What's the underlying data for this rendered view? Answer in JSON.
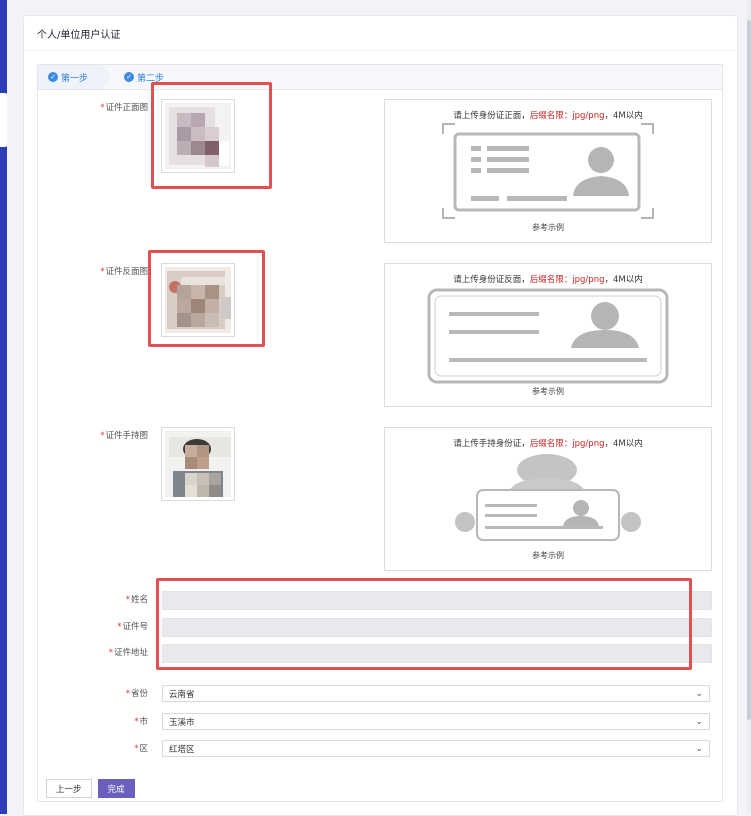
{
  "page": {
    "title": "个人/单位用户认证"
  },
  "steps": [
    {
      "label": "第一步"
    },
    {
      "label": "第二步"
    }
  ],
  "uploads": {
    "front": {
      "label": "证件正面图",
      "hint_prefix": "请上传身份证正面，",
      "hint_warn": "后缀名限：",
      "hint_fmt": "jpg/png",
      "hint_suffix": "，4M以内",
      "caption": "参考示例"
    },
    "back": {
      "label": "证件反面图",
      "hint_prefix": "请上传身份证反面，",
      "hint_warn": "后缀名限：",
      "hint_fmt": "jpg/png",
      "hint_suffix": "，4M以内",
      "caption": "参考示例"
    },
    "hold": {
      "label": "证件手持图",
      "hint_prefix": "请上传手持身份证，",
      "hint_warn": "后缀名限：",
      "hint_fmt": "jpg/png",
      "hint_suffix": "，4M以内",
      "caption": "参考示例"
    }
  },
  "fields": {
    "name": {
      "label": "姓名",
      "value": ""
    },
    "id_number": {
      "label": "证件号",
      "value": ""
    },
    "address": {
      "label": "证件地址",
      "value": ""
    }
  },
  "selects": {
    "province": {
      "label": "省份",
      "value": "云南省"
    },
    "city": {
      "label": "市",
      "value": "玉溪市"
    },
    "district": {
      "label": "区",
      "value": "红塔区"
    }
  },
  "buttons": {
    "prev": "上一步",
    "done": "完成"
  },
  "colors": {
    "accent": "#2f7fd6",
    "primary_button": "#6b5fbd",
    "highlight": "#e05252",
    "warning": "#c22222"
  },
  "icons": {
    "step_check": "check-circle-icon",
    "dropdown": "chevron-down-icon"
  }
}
---
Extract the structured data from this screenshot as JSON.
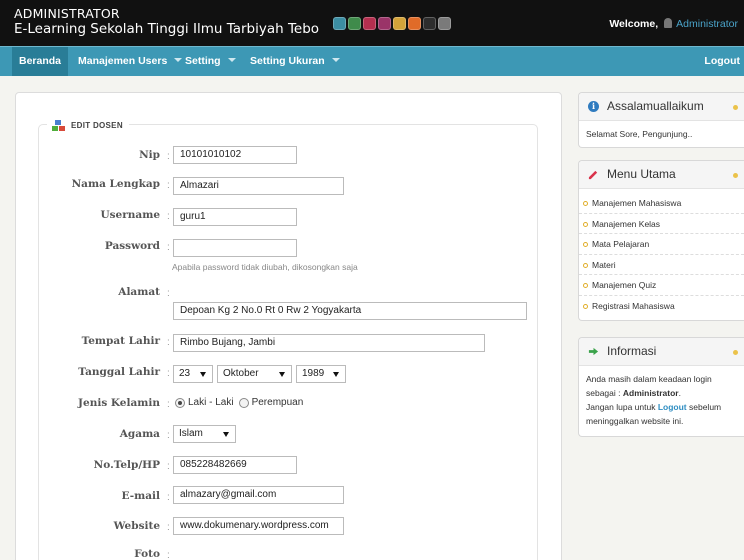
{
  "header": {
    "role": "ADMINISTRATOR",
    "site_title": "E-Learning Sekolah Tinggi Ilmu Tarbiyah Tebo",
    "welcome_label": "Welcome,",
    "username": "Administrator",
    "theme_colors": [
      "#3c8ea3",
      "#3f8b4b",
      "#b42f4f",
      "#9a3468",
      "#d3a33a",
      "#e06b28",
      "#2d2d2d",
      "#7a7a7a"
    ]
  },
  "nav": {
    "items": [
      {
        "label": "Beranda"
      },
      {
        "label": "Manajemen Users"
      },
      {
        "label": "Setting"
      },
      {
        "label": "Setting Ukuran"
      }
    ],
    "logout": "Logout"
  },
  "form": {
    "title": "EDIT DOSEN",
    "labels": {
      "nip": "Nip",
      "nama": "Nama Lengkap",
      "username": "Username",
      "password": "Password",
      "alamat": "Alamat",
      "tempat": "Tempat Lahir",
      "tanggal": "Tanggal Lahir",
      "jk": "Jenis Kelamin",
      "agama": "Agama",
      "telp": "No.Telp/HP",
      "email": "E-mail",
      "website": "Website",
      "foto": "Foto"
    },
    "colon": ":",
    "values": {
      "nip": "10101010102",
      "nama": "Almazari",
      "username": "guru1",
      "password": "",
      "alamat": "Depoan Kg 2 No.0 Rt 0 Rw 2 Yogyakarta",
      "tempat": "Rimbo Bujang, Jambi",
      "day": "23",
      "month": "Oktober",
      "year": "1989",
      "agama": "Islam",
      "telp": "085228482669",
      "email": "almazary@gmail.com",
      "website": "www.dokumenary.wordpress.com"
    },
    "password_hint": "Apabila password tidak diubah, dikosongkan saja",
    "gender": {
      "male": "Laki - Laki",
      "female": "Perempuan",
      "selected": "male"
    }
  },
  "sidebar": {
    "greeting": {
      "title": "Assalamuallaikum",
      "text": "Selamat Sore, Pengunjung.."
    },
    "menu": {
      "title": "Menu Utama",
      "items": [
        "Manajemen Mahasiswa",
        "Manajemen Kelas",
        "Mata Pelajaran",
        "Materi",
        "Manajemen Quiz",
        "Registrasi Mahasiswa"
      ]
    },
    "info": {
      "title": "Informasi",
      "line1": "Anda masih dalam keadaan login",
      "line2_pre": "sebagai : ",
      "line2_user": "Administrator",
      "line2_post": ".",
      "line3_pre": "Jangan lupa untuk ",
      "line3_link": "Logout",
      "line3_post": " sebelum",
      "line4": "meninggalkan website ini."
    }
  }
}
* * *
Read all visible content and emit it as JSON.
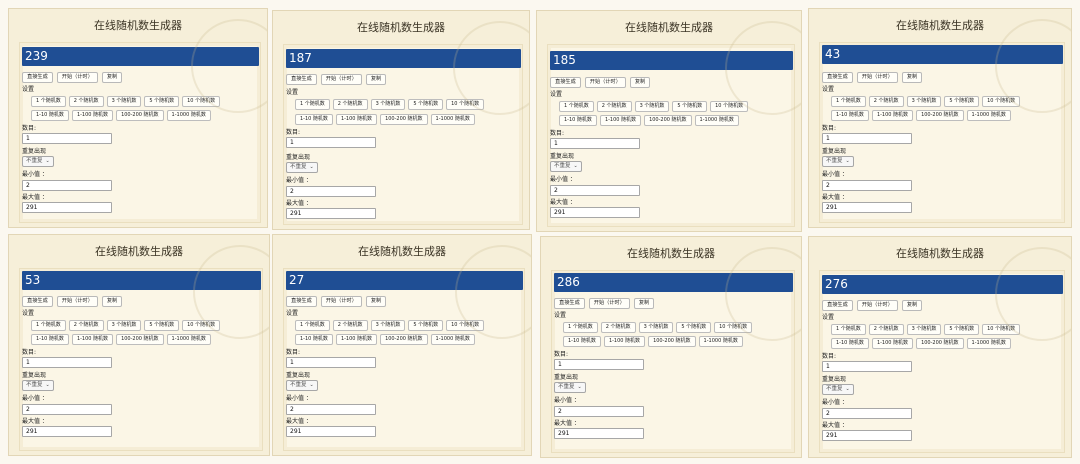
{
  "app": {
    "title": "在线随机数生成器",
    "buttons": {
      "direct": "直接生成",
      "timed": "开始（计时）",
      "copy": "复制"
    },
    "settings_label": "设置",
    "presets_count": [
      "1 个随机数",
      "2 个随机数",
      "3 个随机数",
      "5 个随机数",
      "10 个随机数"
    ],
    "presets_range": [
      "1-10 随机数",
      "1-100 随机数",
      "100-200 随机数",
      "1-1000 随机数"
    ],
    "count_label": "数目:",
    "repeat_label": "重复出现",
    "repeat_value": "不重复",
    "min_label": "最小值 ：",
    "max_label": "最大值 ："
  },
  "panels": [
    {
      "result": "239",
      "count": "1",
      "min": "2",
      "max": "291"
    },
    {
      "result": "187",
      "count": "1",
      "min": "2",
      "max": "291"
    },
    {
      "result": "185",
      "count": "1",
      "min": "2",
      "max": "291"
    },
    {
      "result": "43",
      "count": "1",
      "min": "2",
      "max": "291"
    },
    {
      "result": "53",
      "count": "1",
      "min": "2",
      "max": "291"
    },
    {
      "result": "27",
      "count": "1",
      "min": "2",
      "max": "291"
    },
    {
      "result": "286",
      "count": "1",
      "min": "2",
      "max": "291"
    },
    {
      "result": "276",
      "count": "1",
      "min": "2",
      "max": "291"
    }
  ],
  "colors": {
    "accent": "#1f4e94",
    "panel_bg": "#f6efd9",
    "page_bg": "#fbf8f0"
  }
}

[WHAT YOU HAVE TO DO]
Check every line of the data, and copy the ones that contain "this".

[RESULT OF THE TASK]
What's the underlying data for this rendered view? Answer in JSON.
Extract the structured data from this screenshot as JSON.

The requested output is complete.